GIVEN PROBLEM:
Leave out the pictures and copy each record below exactly.

BEGIN GIVEN RECORDS

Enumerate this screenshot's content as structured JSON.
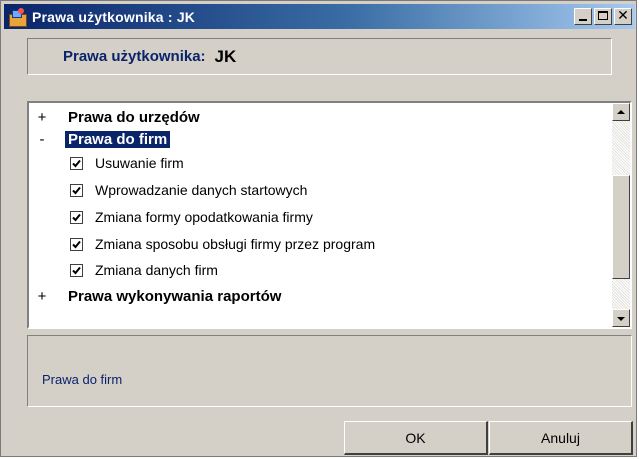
{
  "window": {
    "title": "Prawa użytkownika : JK",
    "minimize_icon": "minimize-icon",
    "maximize_icon": "maximize-icon",
    "close_icon": "close-icon",
    "close_glyph": "✕"
  },
  "header": {
    "label": "Prawa użytkownika:",
    "value": "JK"
  },
  "tree": {
    "groups": [
      {
        "expander": "+",
        "label": "Prawa do urzędów",
        "expanded": false,
        "selected": false
      },
      {
        "expander": "-",
        "label": "Prawa do firm",
        "expanded": true,
        "selected": true,
        "items": [
          {
            "label": "Usuwanie firm",
            "checked": true
          },
          {
            "label": "Wprowadzanie danych startowych",
            "checked": true
          },
          {
            "label": "Zmiana formy opodatkowania firmy",
            "checked": true
          },
          {
            "label": "Zmiana sposobu obsługi firmy przez program",
            "checked": true
          },
          {
            "label": "Zmiana danych firm",
            "checked": true
          }
        ]
      },
      {
        "expander": "+",
        "label": "Prawa wykonywania raportów",
        "expanded": false,
        "selected": false
      }
    ]
  },
  "description": {
    "text": "Prawa do firm"
  },
  "buttons": {
    "ok_label": "OK",
    "cancel_label": "Anuluj"
  },
  "colors": {
    "title_gradient_start": "#0a246a",
    "title_gradient_end": "#a6caf0",
    "selection": "#0a246a",
    "face": "#d4d0c8"
  }
}
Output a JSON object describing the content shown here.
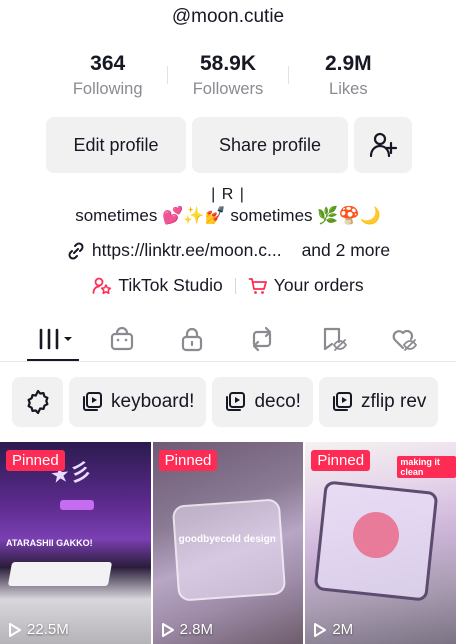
{
  "profile": {
    "username": "@moon.cutie"
  },
  "stats": [
    {
      "value": "364",
      "label": "Following"
    },
    {
      "value": "58.9K",
      "label": "Followers"
    },
    {
      "value": "2.9M",
      "label": "Likes"
    }
  ],
  "actions": {
    "edit_label": "Edit profile",
    "share_label": "Share profile"
  },
  "bio": {
    "line1": "| R |",
    "line2_a": "sometimes",
    "line2_emoji_a": "💕✨💅",
    "line2_b": "sometimes",
    "line2_emoji_b": "🌿🍄🌙"
  },
  "link": {
    "url": "https://linktr.ee/moon.c...",
    "more": "and 2 more"
  },
  "shortcuts": {
    "studio": "TikTok Studio",
    "orders": "Your orders"
  },
  "tabs": [
    "videos",
    "shop",
    "private",
    "reposts",
    "favorites",
    "liked"
  ],
  "playlists": [
    {
      "label": "keyboard!"
    },
    {
      "label": "deco!"
    },
    {
      "label": "zflip rev"
    }
  ],
  "videos": [
    {
      "badge": "Pinned",
      "views": "22.5M",
      "overlay": "ATARASHII GAKKO!"
    },
    {
      "badge": "Pinned",
      "views": "2.8M",
      "overlay": "goodbyecold design"
    },
    {
      "badge": "Pinned",
      "views": "2M",
      "overlay": "making it clean"
    }
  ],
  "colors": {
    "accent": "#fe2c55",
    "text": "#161823",
    "muted": "#8a8b91",
    "button_bg": "#f1f1f2"
  }
}
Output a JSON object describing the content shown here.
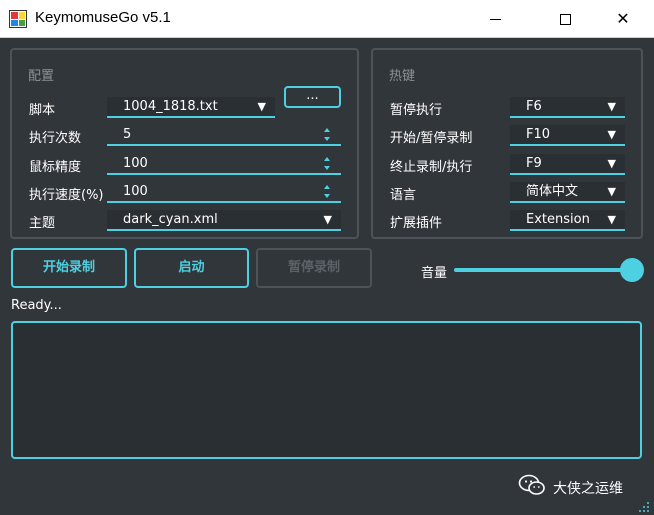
{
  "window": {
    "title": "KeymomuseGo v5.1",
    "close_glyph": "✕"
  },
  "config": {
    "group_title": "配置",
    "script_label": "脚本",
    "script_value": "1004_1818.txt",
    "browse_label": "...",
    "exec_count_label": "执行次数",
    "exec_count_value": "5",
    "mouse_precision_label": "鼠标精度",
    "mouse_precision_value": "100",
    "exec_speed_label": "执行速度(%)",
    "exec_speed_value": "100",
    "theme_label": "主题",
    "theme_value": "dark_cyan.xml"
  },
  "hotkeys": {
    "group_title": "热键",
    "pause_label": "暂停执行",
    "pause_value": "F6",
    "record_label": "开始/暂停录制",
    "record_value": "F10",
    "stop_label": "终止录制/执行",
    "stop_value": "F9",
    "language_label": "语言",
    "language_value": "简体中文",
    "plugin_label": "扩展插件",
    "plugin_value": "Extension"
  },
  "actions": {
    "start_record": "开始录制",
    "launch": "启动",
    "pause_record": "暂停录制"
  },
  "volume": {
    "label": "音量",
    "level": 1.0
  },
  "status": {
    "text": "Ready..."
  },
  "watermark": {
    "text": "大侠之运维"
  },
  "icons": {
    "dropdown": "▼",
    "watermark_icon": "wechat-icon"
  },
  "colors": {
    "accent": "#4dd0e1",
    "background": "#31363b",
    "group_border": "#4d5359"
  }
}
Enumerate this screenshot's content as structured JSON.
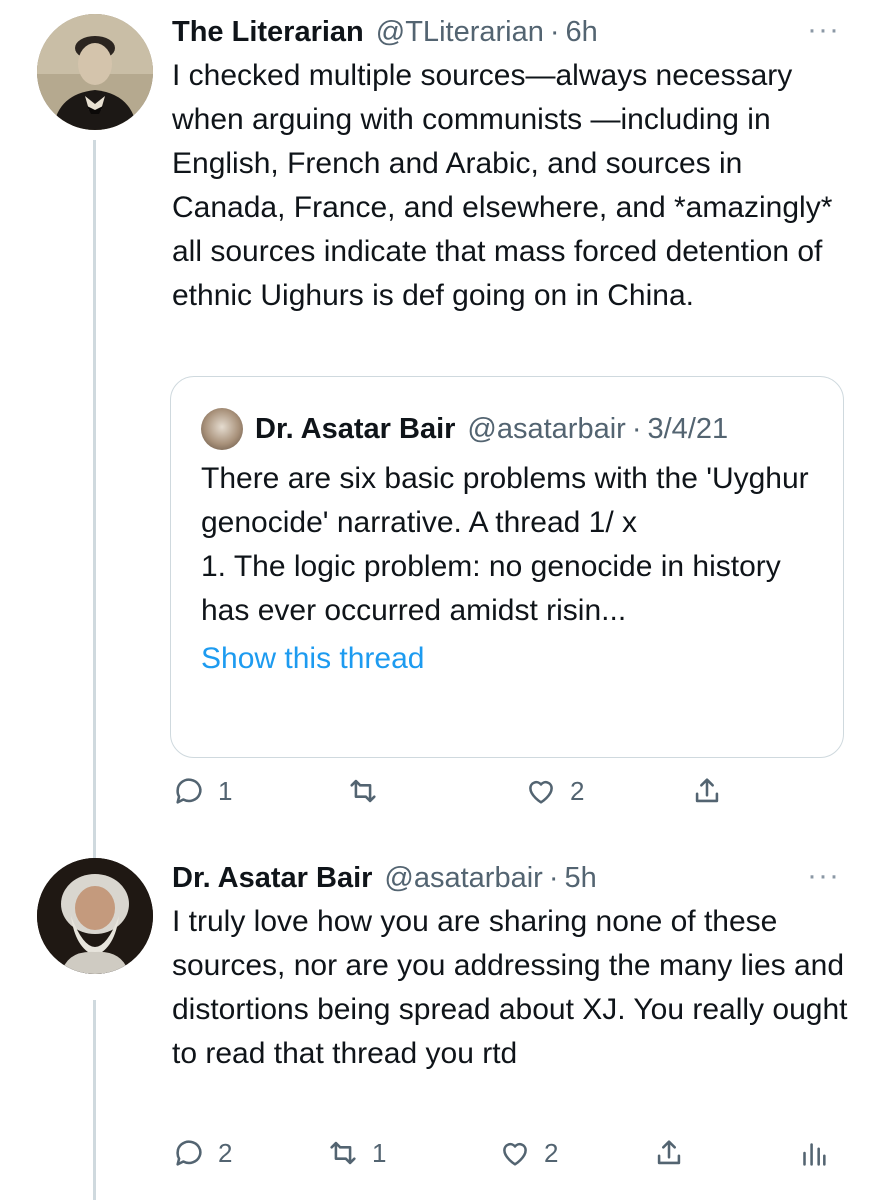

END GIVEN RECORDS

EXERCISE RESPONSE:
Enumerate this screenshot's content as structured JSON.
{
  "window": {
    "title": "Prawa użytkownika : JK",
    "minimize_icon": "minimize-icon",
    "maximize_icon": "maximize-icon",
    "close_icon": "close-icon",
    "close_glyph": "✕"
  },
  "header": {
    "label": "Prawa użytkownika:",
    "value": "JK"
  },
  "tree": {
    "groups": [
      {
        "expander": "+",
        "label": "Prawa do urzędów",
        "expanded": false,
        "selected": false
      },
      {
        "expander": "-",
        "label": "Prawa do firm",
        "expanded": true,
        "selected": true,
        "items": [
          {
            "label": "Usuwanie firm",
            "checked": true
          },
          {
            "label": "Wprowadzanie danych startowych",
            "checked": true
          },
          {
            "label": "Zmiana formy opodatkowania firmy",
            "checked": true
          },
          {
            "label": "Zmiana sposobu obsługi firmy przez program",
            "checked": true
          },
          {
            "label": "Zmiana danych firm",
            "checked": true
          }
        ]
      },
      {
        "expander": "+",
        "label": "Prawa wykonywania raportów",
        "expanded": false,
        "selected": false
      }
    ]
  },
  "description": {
    "text": "Prawa do firm"
  },
  "buttons": {
    "ok_label": "OK",
    "cancel_label": "Anuluj"
  },
  "colors": {
    "title_gradient_start": "#0a246a",
    "title_gradient_end": "#a6caf0",
    "selection": "#0a246a",
    "face": "#d4d0c8"
  }
}
Output a JSON object describing the content shown here.
{
  "profile": {
    "username": "@moon.cutie"
  },
  "stats": [
    {
      "value": "364",
      "label": "Following"
    },
    {
      "value": "58.9K",
      "label": "Followers"
    },
    {
      "value": "2.9M",
      "label": "Likes"
    }
  ],
  "actions": {
    "edit_label": "Edit profile",
    "share_label": "Share profile"
  },
  "bio": {
    "line1": "| R |",
    "line2_a": "sometimes",
    "line2_emoji_a": "💕✨💅",
    "line2_b": "sometimes",
    "line2_emoji_b": "🌿🍄🌙"
  },
  "link": {
    "url": "https://linktr.ee/moon.c...",
    "more": "and 2 more"
  },
  "shortcuts": {
    "studio": "TikTok Studio",
    "orders": "Your orders"
  },
  "tabs": [
    "videos",
    "shop",
    "private",
    "reposts",
    "favorites",
    "liked"
  ],
  "playlists": [
    {
      "label": "keyboard!"
    },
    {
      "label": "deco!"
    },
    {
      "label": "zflip rev"
    }
  ],
  "videos": [
    {
      "badge": "Pinned",
      "views": "22.5M",
      "overlay": "ATARASHII GAKKO!"
    },
    {
      "badge": "Pinned",
      "views": "2.8M",
      "overlay": "goodbyecold design"
    },
    {
      "badge": "Pinned",
      "views": "2M",
      "overlay": "making it clean"
    }
  ],
  "colors": {
    "accent": "#fe2c55",
    "text": "#161823",
    "muted": "#8a8b91",
    "button_bg": "#f1f1f2"
  }
}
Output a JSON object describing the content shown here.
{
  "window": {
    "title": "KeymomuseGo v5.1",
    "close_glyph": "✕"
  },
  "config": {
    "group_title": "配置",
    "script_label": "脚本",
    "script_value": "1004_1818.txt",
    "browse_label": "...",
    "exec_count_label": "执行次数",
    "exec_count_value": "5",
    "mouse_precision_label": "鼠标精度",
    "mouse_precision_value": "100",
    "exec_speed_label": "执行速度(%)",
    "exec_speed_value": "100",
    "theme_label": "主题",
    "theme_value": "dark_cyan.xml"
  },
  "hotkeys": {
    "group_title": "热键",
    "pause_label": "暂停执行",
    "pause_value": "F6",
    "record_label": "开始/暂停录制",
    "record_value": "F10",
    "stop_label": "终止录制/执行",
    "stop_value": "F9",
    "language_label": "语言",
    "language_value": "简体中文",
    "plugin_label": "扩展插件",
    "plugin_value": "Extension"
  },
  "actions": {
    "start_record": "开始录制",
    "launch": "启动",
    "pause_record": "暂停录制"
  },
  "volume": {
    "label": "音量",
    "level": 1.0
  },
  "status": {
    "text": "Ready..."
  },
  "watermark": {
    "text": "大侠之运维"
  },
  "icons": {
    "dropdown": "▼",
    "watermark_icon": "wechat-icon"
  },
  "colors": {
    "accent": "#4dd0e1",
    "background": "#31363b",
    "group_border": "#4d5359"
  }
}
Enumerate this screenshot's content as structured JSON.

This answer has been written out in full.